• TASK GOAL:
Each line that holds the word "JSON" is to be identified and copied.

• MATERIAL TO PROCESS:
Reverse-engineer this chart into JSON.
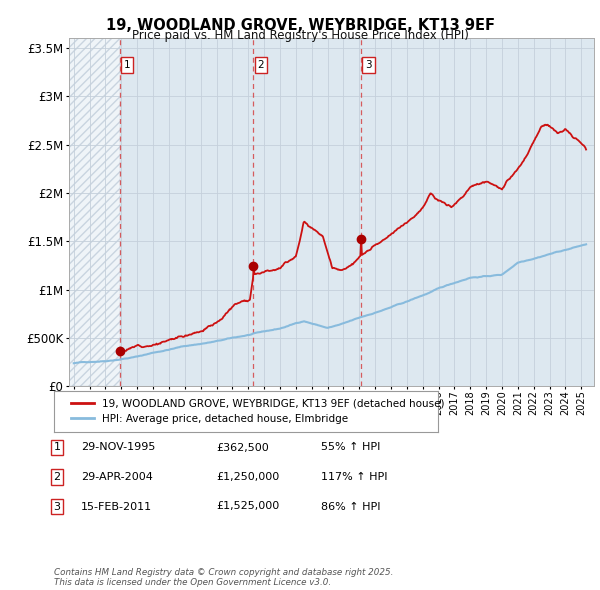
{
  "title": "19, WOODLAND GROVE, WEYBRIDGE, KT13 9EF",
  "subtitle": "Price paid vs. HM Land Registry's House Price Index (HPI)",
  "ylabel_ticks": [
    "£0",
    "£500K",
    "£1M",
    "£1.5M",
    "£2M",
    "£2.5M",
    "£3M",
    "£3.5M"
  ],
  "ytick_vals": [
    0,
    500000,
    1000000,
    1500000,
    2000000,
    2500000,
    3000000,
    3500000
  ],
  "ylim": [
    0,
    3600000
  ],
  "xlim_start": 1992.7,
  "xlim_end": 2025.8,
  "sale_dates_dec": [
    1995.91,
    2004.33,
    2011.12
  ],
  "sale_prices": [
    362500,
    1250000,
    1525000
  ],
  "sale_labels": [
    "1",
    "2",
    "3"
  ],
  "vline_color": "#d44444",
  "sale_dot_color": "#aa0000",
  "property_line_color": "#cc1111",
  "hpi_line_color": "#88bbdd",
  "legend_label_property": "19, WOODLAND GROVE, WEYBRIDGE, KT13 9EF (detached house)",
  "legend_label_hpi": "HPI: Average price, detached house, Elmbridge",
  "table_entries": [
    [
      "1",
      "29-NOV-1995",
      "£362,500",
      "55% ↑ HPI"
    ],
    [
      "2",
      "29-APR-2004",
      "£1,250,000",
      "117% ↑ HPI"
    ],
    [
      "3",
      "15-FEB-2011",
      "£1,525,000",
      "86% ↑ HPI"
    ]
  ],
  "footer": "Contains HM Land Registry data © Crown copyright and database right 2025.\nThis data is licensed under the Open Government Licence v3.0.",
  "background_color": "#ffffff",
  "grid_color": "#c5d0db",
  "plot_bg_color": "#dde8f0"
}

--

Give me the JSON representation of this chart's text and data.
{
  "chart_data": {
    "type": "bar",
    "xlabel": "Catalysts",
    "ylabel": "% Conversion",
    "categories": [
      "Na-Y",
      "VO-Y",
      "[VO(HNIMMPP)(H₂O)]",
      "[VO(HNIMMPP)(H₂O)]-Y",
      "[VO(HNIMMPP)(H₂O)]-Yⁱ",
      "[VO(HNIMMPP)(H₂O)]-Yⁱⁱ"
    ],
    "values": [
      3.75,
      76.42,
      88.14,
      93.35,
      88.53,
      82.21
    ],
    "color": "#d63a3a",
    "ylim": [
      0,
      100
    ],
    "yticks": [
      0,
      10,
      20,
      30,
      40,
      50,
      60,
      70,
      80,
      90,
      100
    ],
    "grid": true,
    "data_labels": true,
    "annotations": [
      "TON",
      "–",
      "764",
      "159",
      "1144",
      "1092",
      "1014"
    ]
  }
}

• COMPLETE ANSWER:
Reverse-engineer this chart into JSON.
Give me the JSON representation of this chart's text and data.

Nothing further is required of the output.